■ Records shown
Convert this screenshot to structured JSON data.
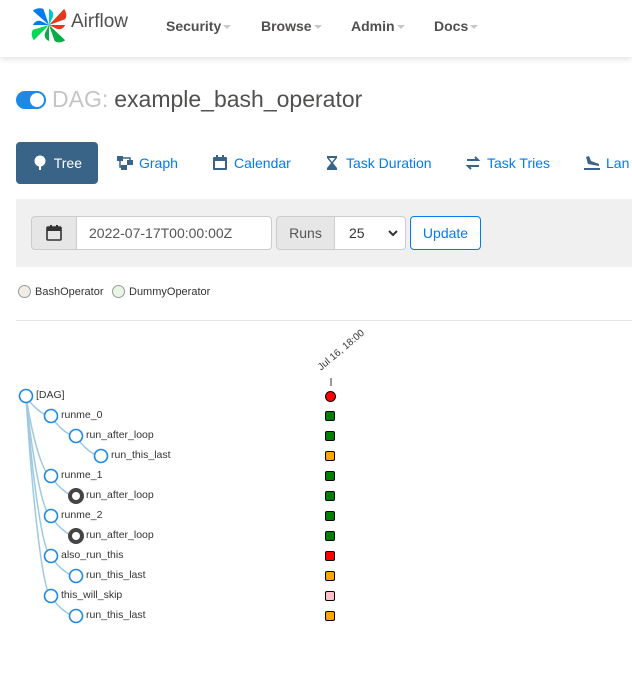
{
  "nav": {
    "brand": "Airflow",
    "items": [
      "Security",
      "Browse",
      "Admin",
      "Docs"
    ]
  },
  "dag": {
    "prefix": "DAG:",
    "name": "example_bash_operator",
    "paused": false
  },
  "tabs": [
    {
      "label": "Tree",
      "icon": "tree-icon",
      "active": true
    },
    {
      "label": "Graph",
      "icon": "graph-icon",
      "active": false
    },
    {
      "label": "Calendar",
      "icon": "calendar-icon",
      "active": false
    },
    {
      "label": "Task Duration",
      "icon": "hourglass-icon",
      "active": false
    },
    {
      "label": "Task Tries",
      "icon": "retry-icon",
      "active": false
    },
    {
      "label": "Lan",
      "icon": "landing-icon",
      "active": false
    }
  ],
  "filter": {
    "date_value": "2022-07-17T00:00:00Z",
    "runs_label": "Runs",
    "runs_value": "25",
    "update_label": "Update"
  },
  "legend": [
    {
      "label": "BashOperator",
      "color": "#f0ede4"
    },
    {
      "label": "DummyOperator",
      "color": "#e8f7e4"
    }
  ],
  "tree": {
    "run_date": "Jul 16, 18:00",
    "nodes": [
      {
        "label": "[DAG]",
        "depth": 0,
        "status": "failed",
        "color": "#ff0000",
        "collapsed": false
      },
      {
        "label": "runme_0",
        "depth": 1,
        "status": "success",
        "color": "#008000",
        "collapsed": false
      },
      {
        "label": "run_after_loop",
        "depth": 2,
        "status": "success",
        "color": "#008000",
        "collapsed": false
      },
      {
        "label": "run_this_last",
        "depth": 3,
        "status": "upstream_failed",
        "color": "#ffa500",
        "collapsed": false
      },
      {
        "label": "runme_1",
        "depth": 1,
        "status": "success",
        "color": "#008000",
        "collapsed": false
      },
      {
        "label": "run_after_loop",
        "depth": 2,
        "status": "success",
        "color": "#008000",
        "collapsed": true
      },
      {
        "label": "runme_2",
        "depth": 1,
        "status": "success",
        "color": "#008000",
        "collapsed": false
      },
      {
        "label": "run_after_loop",
        "depth": 2,
        "status": "success",
        "color": "#008000",
        "collapsed": true
      },
      {
        "label": "also_run_this",
        "depth": 1,
        "status": "failed",
        "color": "#ff0000",
        "collapsed": false
      },
      {
        "label": "run_this_last",
        "depth": 2,
        "status": "upstream_failed",
        "color": "#ffa500",
        "collapsed": false
      },
      {
        "label": "this_will_skip",
        "depth": 1,
        "status": "skipped",
        "color": "#ffc0cb",
        "collapsed": false
      },
      {
        "label": "run_this_last",
        "depth": 2,
        "status": "upstream_failed",
        "color": "#ffa500",
        "collapsed": false
      }
    ]
  }
}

■ Objective
Word for word, quote the full listing, omitting every picture.

■ Finished answer
Convert this screenshot to structured JSON data.
{
  "nav": {
    "brand": "Airflow",
    "items": [
      "Security",
      "Browse",
      "Admin",
      "Docs"
    ]
  },
  "dag": {
    "prefix": "DAG:",
    "name": "example_bash_operator",
    "paused": false
  },
  "tabs": [
    {
      "label": "Tree",
      "icon": "tree-icon",
      "active": true
    },
    {
      "label": "Graph",
      "icon": "graph-icon",
      "active": false
    },
    {
      "label": "Calendar",
      "icon": "calendar-icon",
      "active": false
    },
    {
      "label": "Task Duration",
      "icon": "hourglass-icon",
      "active": false
    },
    {
      "label": "Task Tries",
      "icon": "retry-icon",
      "active": false
    },
    {
      "label": "Lan",
      "icon": "landing-icon",
      "active": false
    }
  ],
  "filter": {
    "date_value": "2022-07-17T00:00:00Z",
    "runs_label": "Runs",
    "runs_value": "25",
    "update_label": "Update"
  },
  "legend": [
    {
      "label": "BashOperator",
      "color": "#f0ede4"
    },
    {
      "label": "DummyOperator",
      "color": "#e8f7e4"
    }
  ],
  "tree": {
    "run_date": "Jul 16, 18:00",
    "nodes": [
      {
        "label": "[DAG]",
        "depth": 0,
        "status": "failed",
        "color": "#ff0000",
        "collapsed": false
      },
      {
        "label": "runme_0",
        "depth": 1,
        "status": "success",
        "color": "#008000",
        "collapsed": false
      },
      {
        "label": "run_after_loop",
        "depth": 2,
        "status": "success",
        "color": "#008000",
        "collapsed": false
      },
      {
        "label": "run_this_last",
        "depth": 3,
        "status": "upstream_failed",
        "color": "#ffa500",
        "collapsed": false
      },
      {
        "label": "runme_1",
        "depth": 1,
        "status": "success",
        "color": "#008000",
        "collapsed": false
      },
      {
        "label": "run_after_loop",
        "depth": 2,
        "status": "success",
        "color": "#008000",
        "collapsed": true
      },
      {
        "label": "runme_2",
        "depth": 1,
        "status": "success",
        "color": "#008000",
        "collapsed": false
      },
      {
        "label": "run_after_loop",
        "depth": 2,
        "status": "success",
        "color": "#008000",
        "collapsed": true
      },
      {
        "label": "also_run_this",
        "depth": 1,
        "status": "failed",
        "color": "#ff0000",
        "collapsed": false
      },
      {
        "label": "run_this_last",
        "depth": 2,
        "status": "upstream_failed",
        "color": "#ffa500",
        "collapsed": false
      },
      {
        "label": "this_will_skip",
        "depth": 1,
        "status": "skipped",
        "color": "#ffc0cb",
        "collapsed": false
      },
      {
        "label": "run_this_last",
        "depth": 2,
        "status": "upstream_failed",
        "color": "#ffa500",
        "collapsed": false
      }
    ]
  }
}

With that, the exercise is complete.